··· Dataset ···

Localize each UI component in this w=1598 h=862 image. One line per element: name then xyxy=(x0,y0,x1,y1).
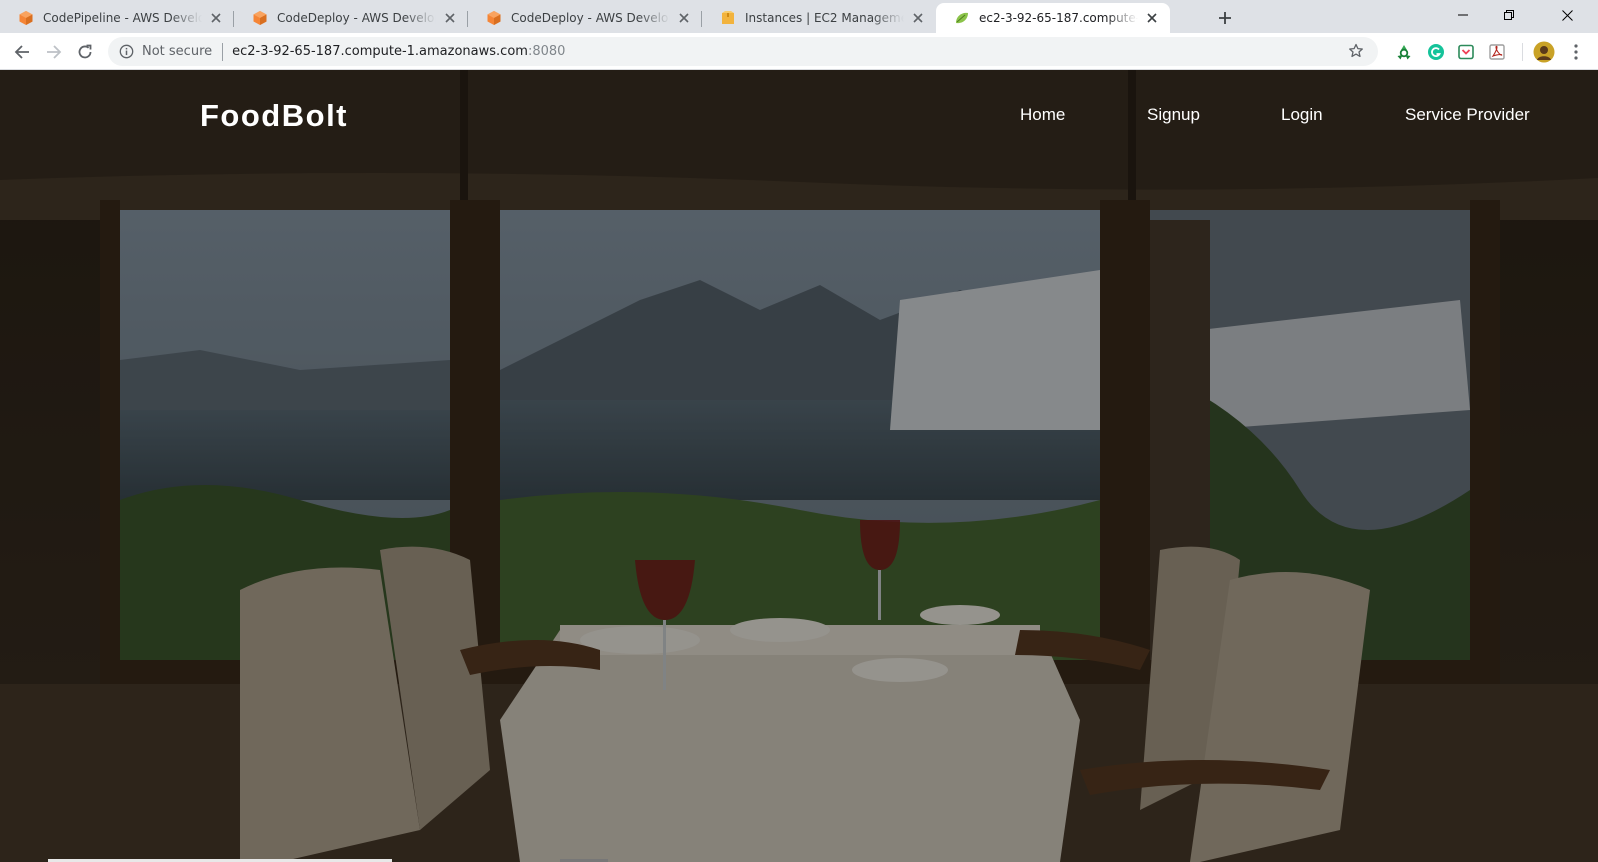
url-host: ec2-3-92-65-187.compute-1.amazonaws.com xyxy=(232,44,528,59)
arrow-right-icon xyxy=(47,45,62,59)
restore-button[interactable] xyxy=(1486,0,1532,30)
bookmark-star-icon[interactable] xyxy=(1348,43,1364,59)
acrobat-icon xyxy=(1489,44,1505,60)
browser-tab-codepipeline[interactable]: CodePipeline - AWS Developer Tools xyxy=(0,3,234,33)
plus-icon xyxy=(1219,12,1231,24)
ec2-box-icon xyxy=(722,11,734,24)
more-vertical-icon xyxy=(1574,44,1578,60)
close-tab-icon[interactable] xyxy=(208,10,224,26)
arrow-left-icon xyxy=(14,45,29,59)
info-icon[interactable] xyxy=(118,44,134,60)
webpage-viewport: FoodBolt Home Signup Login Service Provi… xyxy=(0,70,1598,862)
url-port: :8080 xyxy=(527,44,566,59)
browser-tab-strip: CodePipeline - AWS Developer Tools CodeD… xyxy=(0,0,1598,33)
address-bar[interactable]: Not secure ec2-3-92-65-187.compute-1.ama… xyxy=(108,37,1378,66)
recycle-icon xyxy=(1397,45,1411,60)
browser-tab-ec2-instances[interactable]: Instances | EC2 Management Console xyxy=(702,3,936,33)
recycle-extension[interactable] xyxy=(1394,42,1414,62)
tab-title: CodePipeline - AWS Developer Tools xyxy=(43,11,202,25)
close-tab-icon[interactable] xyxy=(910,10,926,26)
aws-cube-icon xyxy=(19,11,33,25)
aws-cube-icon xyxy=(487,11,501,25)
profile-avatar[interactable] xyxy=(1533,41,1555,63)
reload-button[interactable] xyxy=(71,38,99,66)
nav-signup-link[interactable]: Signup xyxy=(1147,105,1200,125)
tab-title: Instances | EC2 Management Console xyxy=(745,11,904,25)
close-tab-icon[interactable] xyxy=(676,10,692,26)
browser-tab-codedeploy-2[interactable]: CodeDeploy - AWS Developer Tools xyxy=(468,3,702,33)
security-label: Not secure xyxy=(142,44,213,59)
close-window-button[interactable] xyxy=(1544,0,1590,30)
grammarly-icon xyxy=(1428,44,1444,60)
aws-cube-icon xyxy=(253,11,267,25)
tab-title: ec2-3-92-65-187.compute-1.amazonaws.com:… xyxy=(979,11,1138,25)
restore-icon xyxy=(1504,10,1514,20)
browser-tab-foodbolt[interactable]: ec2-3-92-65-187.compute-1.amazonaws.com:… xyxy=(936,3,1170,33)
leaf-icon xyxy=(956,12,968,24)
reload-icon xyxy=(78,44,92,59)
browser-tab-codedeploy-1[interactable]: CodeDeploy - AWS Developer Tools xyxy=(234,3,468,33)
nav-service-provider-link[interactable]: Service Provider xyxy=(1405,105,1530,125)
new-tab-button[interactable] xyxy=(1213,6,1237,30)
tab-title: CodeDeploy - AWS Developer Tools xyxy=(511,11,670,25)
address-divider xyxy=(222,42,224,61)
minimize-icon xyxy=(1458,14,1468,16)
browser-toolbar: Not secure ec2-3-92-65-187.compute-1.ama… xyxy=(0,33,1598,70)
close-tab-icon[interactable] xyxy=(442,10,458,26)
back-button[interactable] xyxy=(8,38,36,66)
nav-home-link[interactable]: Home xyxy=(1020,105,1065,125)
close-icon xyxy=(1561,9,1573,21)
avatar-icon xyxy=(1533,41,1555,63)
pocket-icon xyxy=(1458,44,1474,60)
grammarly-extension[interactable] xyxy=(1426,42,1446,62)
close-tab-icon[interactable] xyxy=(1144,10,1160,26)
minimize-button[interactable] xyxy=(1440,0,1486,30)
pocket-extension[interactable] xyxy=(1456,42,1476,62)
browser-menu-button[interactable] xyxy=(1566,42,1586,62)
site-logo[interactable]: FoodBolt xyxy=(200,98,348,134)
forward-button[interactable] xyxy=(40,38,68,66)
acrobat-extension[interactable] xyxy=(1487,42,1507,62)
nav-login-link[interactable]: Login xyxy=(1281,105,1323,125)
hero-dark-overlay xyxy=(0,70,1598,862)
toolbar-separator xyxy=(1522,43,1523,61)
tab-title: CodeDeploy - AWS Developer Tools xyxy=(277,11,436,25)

···
··· Dataset ···

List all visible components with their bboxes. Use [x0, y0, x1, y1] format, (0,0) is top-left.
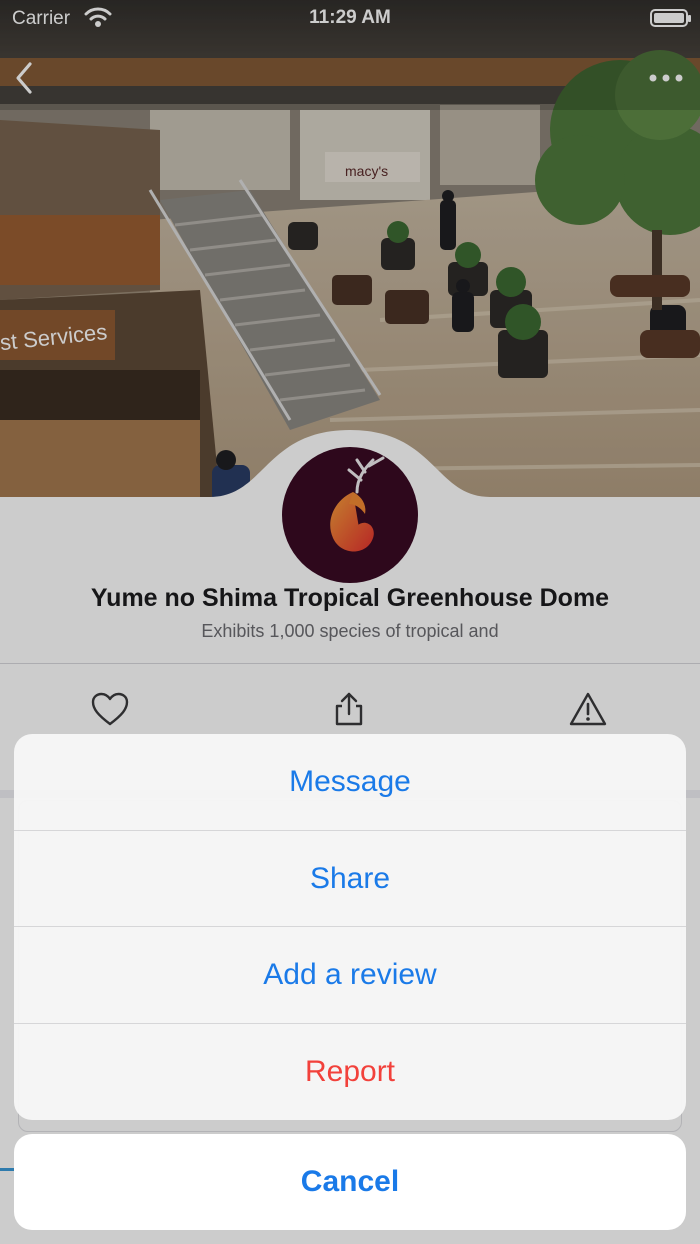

···

▶ _Exercise task_: From the line with "Localize each UI" to the line with "more-vertical-icon xyxy=(1574,44,1578,60)", switch "acrobat-icon" to "pdf-reader-icon" and write those lines out again with nothing else changed. Omit the picture.

▶ _Result of this task_:
Localize each UI component in this w=1598 h=862 image. One line per element: name then xyxy=(x0,y0,x1,y1).
url-host: ec2-3-92-65-187.compute-1.amazonaws.com xyxy=(232,44,528,59)
arrow-right-icon xyxy=(47,45,62,59)
restore-button[interactable] xyxy=(1486,0,1532,30)
bookmark-star-icon[interactable] xyxy=(1348,43,1364,59)
pdf-reader-icon xyxy=(1489,44,1505,60)
browser-tab-codepipeline[interactable]: CodePipeline - AWS Developer Tools xyxy=(0,3,234,33)
plus-icon xyxy=(1219,12,1231,24)
ec2-box-icon xyxy=(722,11,734,24)
more-vertical-icon xyxy=(1574,44,1578,60)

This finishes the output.